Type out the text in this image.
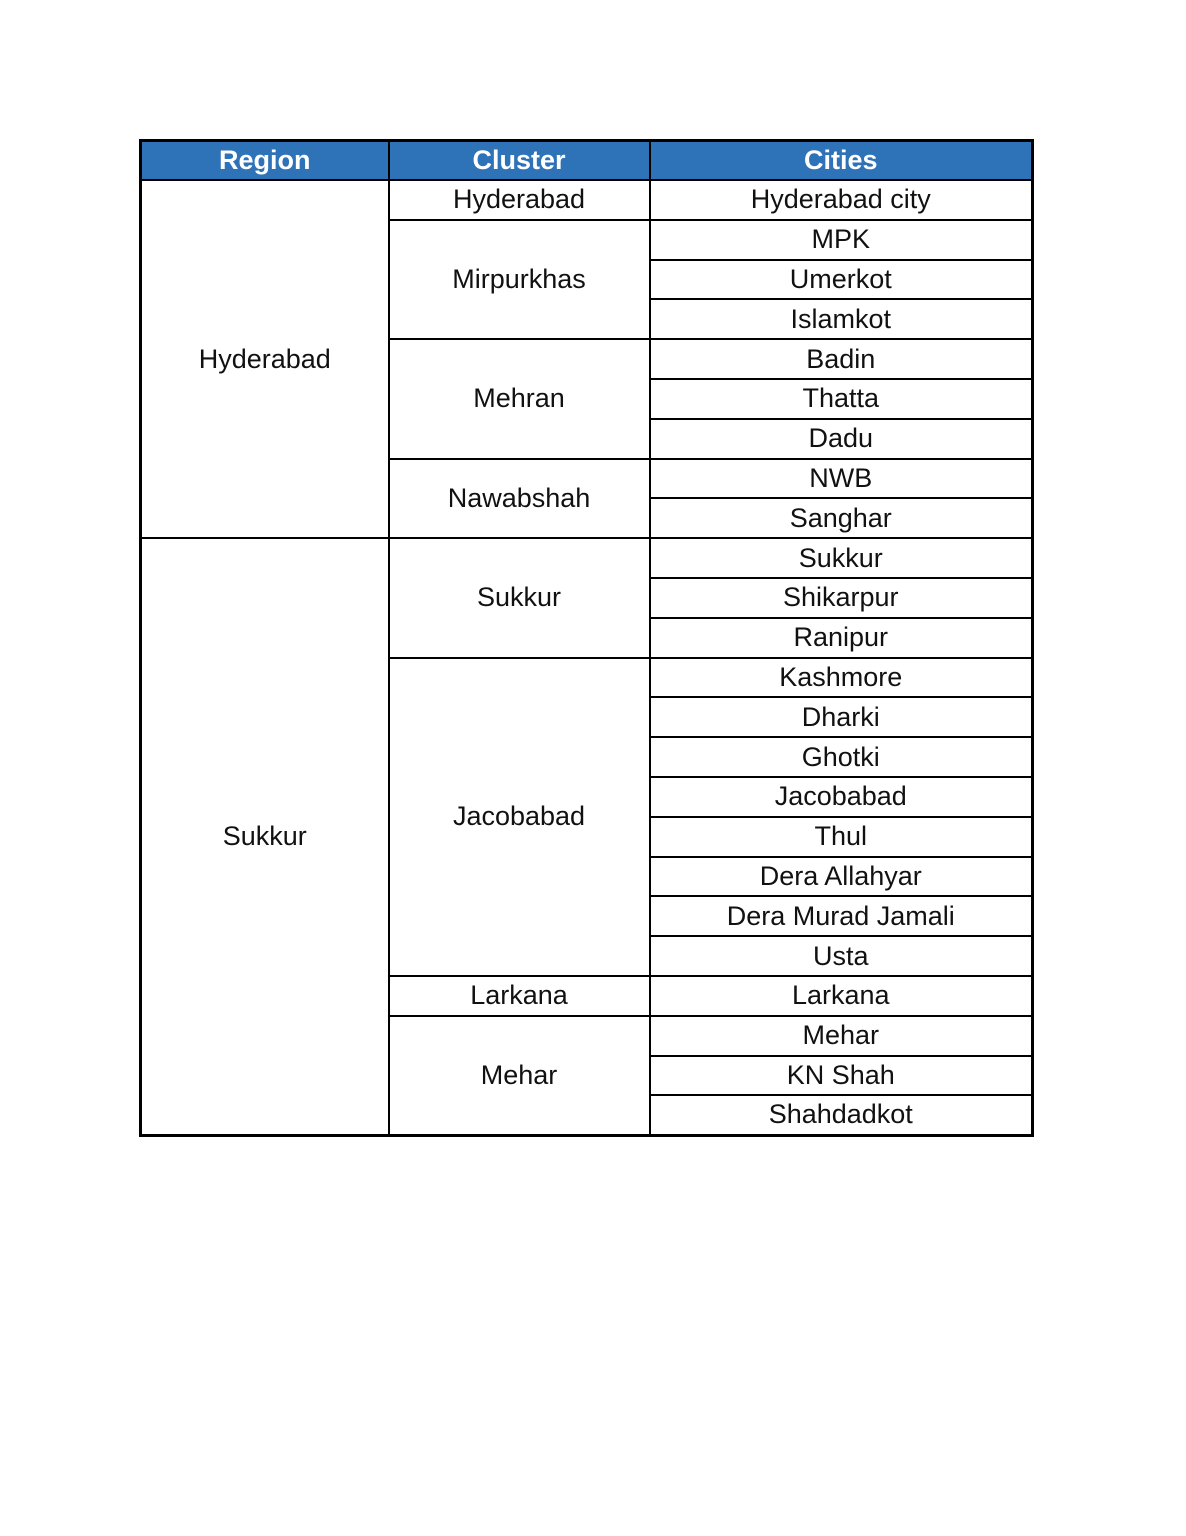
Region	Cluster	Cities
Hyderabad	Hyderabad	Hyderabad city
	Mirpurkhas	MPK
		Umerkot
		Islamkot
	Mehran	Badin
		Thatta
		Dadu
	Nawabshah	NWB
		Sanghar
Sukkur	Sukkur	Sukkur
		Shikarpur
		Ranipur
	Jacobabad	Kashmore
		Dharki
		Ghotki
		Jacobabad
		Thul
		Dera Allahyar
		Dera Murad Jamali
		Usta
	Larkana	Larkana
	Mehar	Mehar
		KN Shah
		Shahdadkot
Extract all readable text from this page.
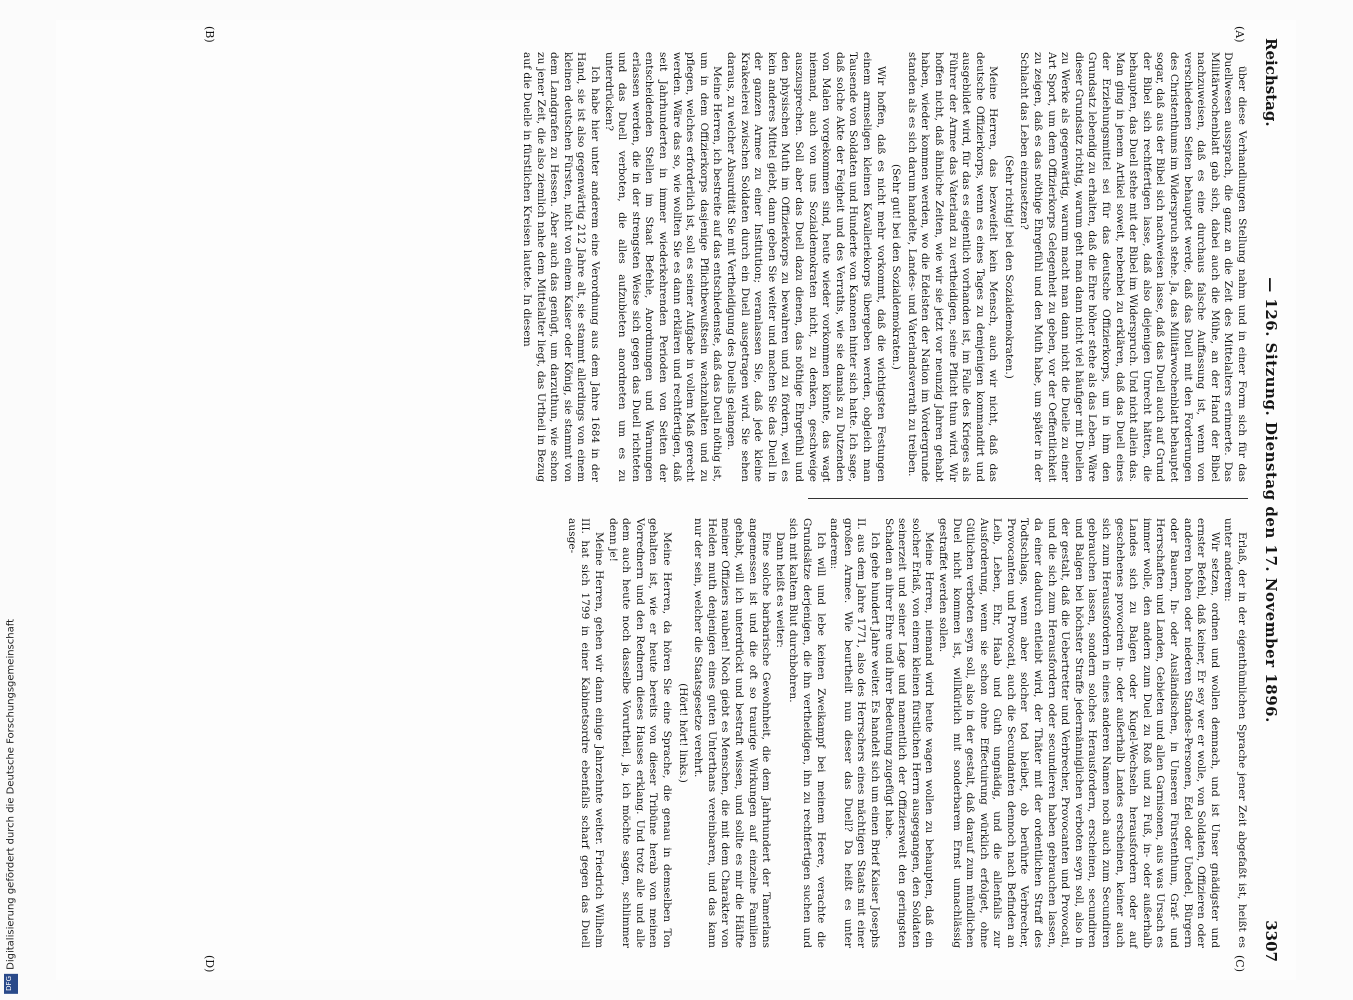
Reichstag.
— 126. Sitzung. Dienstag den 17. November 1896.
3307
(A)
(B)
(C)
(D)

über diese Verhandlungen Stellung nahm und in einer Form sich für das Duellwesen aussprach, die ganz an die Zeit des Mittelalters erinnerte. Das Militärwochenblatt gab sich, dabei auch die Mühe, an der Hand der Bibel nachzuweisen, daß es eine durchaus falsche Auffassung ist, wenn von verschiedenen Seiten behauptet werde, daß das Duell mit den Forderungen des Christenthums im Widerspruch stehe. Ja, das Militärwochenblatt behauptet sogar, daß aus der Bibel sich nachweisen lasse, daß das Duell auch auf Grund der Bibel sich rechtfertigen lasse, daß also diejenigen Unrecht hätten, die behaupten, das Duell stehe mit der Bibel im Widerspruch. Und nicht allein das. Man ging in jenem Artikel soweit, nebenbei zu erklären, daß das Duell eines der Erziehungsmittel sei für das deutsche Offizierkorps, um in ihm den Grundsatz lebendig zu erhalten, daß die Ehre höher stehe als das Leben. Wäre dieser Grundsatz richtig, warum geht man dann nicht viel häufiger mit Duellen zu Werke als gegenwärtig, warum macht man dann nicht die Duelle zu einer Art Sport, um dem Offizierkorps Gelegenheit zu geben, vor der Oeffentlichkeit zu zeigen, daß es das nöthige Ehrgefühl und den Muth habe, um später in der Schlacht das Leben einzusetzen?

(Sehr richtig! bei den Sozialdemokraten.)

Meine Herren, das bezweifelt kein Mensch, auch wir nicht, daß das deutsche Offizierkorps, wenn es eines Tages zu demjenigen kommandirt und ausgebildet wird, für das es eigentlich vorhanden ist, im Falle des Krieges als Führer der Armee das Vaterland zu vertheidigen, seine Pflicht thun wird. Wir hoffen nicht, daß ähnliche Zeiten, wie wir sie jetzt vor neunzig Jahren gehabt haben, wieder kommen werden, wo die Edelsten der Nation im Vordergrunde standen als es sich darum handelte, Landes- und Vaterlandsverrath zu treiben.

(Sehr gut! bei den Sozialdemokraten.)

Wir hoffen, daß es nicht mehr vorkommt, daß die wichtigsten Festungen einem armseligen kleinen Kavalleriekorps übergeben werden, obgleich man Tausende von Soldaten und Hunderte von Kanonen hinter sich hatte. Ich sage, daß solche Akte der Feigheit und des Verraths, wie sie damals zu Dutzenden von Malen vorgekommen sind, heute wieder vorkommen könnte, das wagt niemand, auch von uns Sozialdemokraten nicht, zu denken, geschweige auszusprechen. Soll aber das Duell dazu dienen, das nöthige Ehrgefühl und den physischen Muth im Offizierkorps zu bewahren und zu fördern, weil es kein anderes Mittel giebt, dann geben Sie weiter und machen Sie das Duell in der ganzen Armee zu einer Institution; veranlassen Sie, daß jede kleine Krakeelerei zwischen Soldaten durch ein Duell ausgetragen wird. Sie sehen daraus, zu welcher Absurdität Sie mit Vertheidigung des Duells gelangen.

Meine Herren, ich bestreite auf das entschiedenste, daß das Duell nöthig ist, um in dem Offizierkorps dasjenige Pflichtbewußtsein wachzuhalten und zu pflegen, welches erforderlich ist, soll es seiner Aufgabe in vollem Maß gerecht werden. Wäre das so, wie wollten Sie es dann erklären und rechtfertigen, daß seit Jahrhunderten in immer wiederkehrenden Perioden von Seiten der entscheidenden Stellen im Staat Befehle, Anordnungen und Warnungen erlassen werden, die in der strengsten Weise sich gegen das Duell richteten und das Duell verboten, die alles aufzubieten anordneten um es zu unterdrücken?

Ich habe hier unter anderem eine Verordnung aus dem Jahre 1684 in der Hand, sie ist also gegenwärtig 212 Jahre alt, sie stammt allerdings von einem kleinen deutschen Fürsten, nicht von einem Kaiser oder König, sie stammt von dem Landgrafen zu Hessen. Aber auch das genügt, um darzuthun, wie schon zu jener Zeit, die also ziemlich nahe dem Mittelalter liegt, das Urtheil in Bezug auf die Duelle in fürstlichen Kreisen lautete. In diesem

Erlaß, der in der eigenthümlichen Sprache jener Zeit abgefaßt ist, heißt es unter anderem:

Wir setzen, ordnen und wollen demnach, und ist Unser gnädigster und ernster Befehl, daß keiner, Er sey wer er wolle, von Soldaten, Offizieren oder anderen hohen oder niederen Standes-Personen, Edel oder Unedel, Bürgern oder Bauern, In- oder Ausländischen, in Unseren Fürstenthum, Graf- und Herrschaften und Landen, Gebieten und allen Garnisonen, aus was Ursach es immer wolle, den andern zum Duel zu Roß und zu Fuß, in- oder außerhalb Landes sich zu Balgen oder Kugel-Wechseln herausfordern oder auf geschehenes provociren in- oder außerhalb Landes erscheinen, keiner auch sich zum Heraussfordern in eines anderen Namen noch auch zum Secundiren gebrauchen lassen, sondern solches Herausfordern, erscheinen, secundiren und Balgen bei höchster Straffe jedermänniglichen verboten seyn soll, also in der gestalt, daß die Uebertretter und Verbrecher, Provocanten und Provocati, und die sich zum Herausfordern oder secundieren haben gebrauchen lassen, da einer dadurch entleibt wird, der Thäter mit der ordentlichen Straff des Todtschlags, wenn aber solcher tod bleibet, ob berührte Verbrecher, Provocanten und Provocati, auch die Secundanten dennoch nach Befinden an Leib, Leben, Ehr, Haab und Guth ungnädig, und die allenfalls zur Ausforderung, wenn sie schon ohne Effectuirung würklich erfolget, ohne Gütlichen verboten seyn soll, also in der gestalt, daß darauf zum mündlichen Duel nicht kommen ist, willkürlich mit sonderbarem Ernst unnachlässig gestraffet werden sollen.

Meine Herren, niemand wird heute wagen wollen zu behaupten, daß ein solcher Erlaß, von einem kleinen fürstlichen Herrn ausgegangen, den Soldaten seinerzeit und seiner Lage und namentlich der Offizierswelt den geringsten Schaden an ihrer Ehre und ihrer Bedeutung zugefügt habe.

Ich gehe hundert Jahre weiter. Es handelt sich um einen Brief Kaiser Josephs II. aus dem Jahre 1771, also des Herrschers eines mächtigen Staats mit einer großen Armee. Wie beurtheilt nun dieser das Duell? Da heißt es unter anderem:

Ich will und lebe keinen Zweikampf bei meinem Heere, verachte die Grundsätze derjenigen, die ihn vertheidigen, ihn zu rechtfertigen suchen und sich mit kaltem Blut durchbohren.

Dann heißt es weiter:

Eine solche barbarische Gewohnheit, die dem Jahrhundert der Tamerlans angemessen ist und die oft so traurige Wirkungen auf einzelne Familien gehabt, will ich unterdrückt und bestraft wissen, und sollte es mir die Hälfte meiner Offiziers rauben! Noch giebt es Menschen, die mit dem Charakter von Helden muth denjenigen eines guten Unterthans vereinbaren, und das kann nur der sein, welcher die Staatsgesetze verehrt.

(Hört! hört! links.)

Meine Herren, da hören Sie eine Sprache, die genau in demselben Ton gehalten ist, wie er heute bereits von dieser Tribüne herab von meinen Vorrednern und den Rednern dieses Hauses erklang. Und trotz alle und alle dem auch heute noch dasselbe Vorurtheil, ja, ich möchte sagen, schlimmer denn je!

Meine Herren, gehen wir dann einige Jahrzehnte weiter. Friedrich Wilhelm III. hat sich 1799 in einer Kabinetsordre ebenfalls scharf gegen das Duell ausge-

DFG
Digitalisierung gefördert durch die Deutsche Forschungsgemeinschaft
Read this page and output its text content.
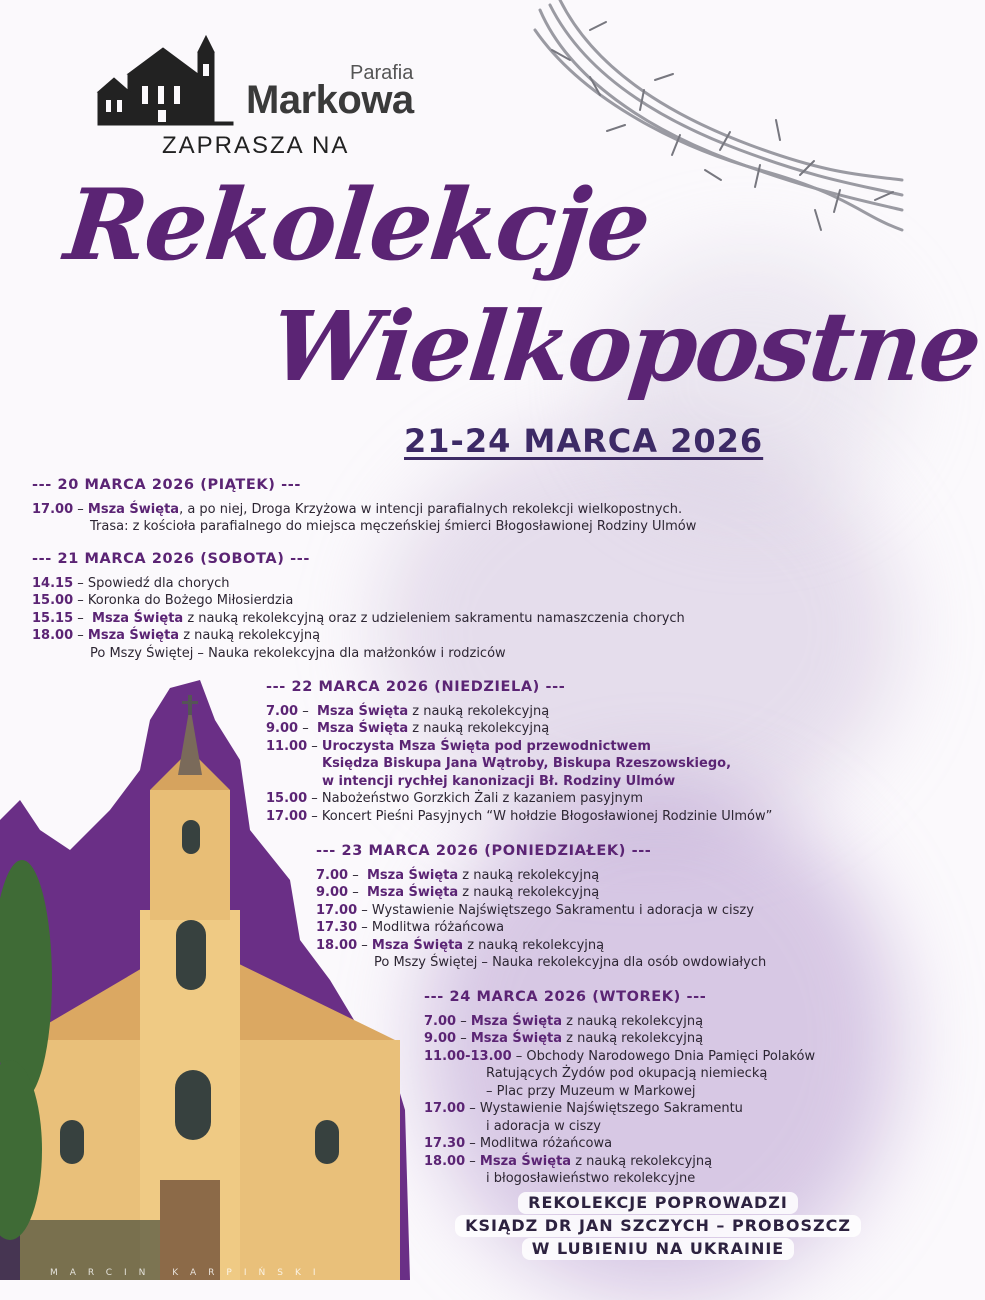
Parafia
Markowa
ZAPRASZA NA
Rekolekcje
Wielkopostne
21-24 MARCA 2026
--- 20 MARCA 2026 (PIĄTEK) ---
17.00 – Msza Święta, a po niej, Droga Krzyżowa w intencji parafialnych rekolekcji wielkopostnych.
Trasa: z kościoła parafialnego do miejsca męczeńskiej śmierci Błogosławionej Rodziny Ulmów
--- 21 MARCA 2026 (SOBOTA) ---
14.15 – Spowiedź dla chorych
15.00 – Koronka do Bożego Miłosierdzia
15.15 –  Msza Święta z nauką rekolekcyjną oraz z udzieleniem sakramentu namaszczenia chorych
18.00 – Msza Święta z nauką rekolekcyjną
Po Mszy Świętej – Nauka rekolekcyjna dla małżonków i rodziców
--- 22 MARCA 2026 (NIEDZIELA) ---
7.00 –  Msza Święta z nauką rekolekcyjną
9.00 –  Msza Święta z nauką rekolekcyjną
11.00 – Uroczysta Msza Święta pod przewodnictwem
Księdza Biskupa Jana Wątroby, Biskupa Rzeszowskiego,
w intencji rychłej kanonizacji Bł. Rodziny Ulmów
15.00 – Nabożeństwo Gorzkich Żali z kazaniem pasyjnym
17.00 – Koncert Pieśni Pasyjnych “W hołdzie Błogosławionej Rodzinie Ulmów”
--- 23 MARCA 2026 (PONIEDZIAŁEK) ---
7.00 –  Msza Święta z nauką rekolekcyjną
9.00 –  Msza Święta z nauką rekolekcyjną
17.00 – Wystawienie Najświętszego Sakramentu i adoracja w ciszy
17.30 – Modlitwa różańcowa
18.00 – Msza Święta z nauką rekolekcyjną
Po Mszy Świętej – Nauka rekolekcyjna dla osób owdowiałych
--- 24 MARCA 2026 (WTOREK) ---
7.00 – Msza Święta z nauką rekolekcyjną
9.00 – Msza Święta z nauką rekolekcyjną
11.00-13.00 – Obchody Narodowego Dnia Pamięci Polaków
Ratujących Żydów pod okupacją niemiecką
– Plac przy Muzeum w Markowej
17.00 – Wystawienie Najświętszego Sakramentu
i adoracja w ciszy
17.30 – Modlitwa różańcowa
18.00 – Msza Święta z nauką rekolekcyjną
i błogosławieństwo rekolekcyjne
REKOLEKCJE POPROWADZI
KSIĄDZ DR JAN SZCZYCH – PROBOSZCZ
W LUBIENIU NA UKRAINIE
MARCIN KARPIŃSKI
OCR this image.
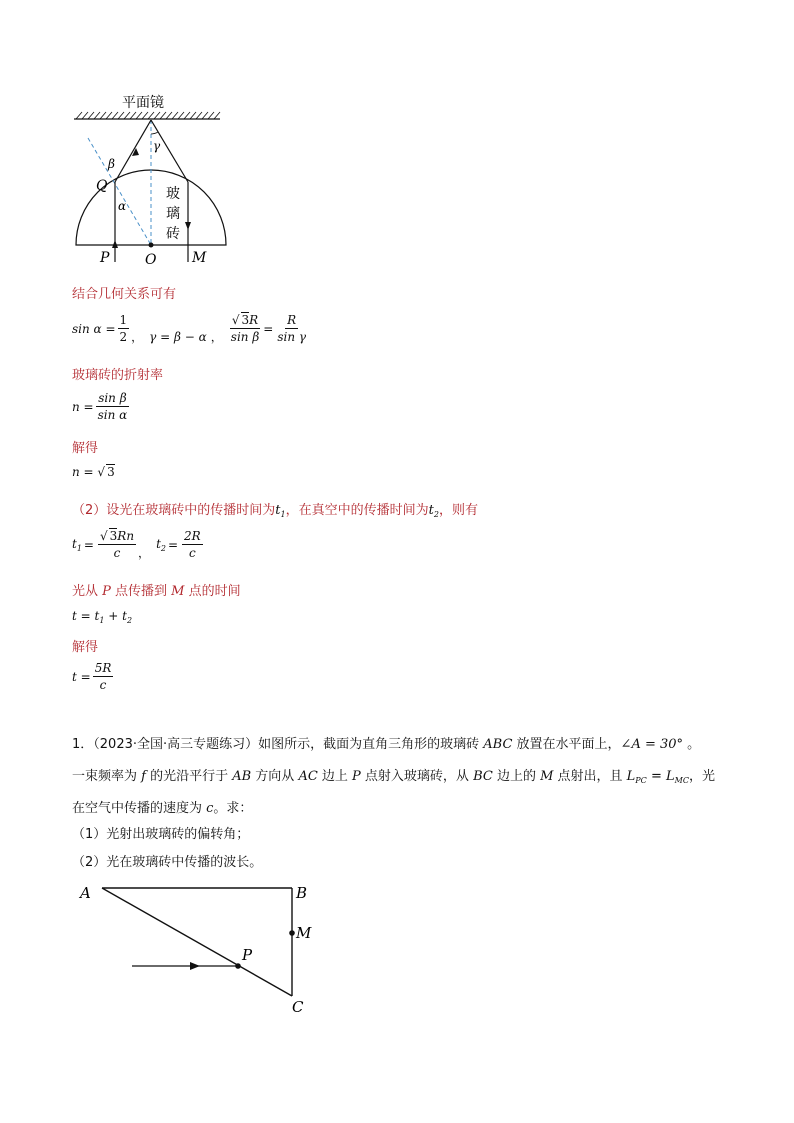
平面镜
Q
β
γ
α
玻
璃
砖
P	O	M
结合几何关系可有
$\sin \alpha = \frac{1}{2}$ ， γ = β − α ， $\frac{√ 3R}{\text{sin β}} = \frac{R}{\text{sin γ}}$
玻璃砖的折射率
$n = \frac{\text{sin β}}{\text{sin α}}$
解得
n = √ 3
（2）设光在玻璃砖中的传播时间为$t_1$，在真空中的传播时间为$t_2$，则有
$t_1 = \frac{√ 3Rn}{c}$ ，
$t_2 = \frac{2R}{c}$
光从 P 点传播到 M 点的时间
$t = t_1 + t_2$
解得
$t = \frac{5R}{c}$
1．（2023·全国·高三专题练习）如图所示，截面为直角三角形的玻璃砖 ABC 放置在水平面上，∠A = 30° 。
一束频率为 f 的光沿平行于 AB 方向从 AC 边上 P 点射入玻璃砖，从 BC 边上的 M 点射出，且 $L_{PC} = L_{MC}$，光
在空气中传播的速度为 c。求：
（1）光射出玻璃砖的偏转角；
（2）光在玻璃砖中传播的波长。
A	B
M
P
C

◇ ◇ ◇

_Work to be completed_: Using the records above, select and copy every line that has the word "Nauka".

_Reply_:
Po Mszy Świętej – Nauka rekolekcyjna dla małżonków i rodziców
Po Mszy Świętej – Nauka rekolekcyjna dla osób owdowiałych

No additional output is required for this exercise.